Find the lines below that contain the word "coloris" and count them. Only the number should be given.

****************

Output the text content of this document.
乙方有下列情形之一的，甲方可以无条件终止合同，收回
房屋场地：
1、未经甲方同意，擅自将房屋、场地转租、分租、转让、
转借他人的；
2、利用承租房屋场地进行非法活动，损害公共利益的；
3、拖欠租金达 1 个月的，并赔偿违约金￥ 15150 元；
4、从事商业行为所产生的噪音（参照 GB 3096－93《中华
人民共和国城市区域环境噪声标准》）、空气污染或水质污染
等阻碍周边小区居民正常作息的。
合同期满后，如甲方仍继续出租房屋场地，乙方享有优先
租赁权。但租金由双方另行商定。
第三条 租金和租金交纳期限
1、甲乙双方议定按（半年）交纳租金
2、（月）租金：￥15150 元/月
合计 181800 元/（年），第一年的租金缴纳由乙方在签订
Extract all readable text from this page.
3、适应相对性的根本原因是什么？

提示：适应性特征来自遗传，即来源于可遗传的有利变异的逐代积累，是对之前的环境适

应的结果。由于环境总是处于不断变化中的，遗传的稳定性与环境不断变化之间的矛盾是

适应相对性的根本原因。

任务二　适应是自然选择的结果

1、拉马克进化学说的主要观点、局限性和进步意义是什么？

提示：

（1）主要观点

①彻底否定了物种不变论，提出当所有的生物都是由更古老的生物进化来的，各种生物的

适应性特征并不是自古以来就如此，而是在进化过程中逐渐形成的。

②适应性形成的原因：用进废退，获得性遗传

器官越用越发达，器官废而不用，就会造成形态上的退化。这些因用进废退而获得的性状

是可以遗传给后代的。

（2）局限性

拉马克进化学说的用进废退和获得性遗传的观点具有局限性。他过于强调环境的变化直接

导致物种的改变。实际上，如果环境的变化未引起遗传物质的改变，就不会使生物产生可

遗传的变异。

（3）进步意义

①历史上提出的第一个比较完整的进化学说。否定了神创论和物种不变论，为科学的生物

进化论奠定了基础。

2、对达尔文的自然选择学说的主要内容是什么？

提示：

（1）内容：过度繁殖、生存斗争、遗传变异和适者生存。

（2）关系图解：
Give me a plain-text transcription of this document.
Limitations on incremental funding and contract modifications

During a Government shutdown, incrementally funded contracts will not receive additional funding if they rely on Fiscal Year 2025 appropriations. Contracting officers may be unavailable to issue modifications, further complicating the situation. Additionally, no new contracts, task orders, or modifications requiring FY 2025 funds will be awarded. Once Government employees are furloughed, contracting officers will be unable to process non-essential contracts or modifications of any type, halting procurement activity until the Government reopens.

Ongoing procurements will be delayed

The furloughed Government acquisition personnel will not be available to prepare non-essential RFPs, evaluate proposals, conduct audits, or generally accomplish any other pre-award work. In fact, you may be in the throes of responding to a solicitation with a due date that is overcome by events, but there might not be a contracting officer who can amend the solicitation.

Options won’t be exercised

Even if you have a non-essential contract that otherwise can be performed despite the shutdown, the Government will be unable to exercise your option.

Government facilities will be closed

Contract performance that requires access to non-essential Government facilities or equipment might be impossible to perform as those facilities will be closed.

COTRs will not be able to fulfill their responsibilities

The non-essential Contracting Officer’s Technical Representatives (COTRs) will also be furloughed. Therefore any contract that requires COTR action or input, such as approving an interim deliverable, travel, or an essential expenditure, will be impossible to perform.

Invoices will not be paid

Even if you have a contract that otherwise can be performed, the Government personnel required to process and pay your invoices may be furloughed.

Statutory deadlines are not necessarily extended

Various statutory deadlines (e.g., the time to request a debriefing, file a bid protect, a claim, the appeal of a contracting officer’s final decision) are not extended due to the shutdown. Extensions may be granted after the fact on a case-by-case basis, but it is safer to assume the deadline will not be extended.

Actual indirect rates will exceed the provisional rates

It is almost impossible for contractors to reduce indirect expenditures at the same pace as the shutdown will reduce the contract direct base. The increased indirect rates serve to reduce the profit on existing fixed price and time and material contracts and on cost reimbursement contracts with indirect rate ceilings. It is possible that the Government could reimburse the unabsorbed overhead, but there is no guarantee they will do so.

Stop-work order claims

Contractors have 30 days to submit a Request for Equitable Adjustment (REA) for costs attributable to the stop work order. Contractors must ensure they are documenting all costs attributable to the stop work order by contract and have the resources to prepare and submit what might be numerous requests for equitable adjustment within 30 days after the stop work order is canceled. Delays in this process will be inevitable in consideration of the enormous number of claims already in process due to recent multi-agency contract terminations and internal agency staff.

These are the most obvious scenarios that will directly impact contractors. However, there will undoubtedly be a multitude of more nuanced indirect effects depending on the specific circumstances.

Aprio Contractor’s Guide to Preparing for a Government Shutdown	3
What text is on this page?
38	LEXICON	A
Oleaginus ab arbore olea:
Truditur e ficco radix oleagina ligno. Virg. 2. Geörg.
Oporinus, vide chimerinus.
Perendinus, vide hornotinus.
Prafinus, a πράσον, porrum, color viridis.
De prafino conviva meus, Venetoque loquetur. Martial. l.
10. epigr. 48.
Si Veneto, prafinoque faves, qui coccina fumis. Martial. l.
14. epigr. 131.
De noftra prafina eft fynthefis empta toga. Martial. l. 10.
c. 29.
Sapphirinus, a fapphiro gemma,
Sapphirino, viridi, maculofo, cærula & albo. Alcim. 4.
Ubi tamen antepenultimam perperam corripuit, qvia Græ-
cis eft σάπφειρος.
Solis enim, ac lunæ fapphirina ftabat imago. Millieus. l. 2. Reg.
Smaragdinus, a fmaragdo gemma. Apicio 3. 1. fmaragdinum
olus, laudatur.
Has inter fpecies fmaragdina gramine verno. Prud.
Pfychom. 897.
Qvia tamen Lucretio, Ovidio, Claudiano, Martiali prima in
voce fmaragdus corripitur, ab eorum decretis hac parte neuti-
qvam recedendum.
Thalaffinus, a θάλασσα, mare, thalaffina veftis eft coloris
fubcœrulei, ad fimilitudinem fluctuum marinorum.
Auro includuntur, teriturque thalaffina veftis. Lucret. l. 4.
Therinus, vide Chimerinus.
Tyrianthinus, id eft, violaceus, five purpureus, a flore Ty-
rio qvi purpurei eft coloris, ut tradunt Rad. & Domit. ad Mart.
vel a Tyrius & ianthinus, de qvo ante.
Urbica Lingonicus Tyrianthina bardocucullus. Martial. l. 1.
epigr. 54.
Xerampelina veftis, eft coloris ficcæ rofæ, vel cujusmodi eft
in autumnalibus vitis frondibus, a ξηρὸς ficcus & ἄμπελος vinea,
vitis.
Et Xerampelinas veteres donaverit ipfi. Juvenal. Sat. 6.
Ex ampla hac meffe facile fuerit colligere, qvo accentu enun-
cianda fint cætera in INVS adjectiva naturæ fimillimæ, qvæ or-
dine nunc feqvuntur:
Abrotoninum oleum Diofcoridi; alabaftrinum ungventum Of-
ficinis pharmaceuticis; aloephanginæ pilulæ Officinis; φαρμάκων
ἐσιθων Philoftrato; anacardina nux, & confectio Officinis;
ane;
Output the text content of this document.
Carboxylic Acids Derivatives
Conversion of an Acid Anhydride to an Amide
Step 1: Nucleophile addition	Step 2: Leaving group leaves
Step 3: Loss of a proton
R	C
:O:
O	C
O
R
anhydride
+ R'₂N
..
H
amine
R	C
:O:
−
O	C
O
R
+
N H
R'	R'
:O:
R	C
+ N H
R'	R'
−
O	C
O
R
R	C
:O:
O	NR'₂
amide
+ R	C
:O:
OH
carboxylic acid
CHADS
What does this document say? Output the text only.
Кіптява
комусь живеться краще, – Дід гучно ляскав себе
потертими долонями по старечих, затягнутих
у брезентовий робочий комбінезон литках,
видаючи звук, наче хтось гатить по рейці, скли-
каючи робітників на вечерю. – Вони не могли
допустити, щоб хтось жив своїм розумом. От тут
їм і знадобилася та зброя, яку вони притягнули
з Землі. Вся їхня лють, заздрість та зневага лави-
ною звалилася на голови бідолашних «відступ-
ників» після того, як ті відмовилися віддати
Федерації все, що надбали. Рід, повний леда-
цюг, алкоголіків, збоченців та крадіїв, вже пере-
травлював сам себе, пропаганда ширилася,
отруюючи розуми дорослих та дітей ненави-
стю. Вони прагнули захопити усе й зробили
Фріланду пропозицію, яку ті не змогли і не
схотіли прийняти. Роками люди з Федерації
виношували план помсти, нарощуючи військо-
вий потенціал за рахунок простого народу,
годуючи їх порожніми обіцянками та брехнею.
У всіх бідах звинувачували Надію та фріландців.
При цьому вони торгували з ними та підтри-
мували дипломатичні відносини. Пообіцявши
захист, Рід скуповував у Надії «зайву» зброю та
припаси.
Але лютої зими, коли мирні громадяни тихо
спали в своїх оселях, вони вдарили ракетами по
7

****************

*OUTPUT:*
3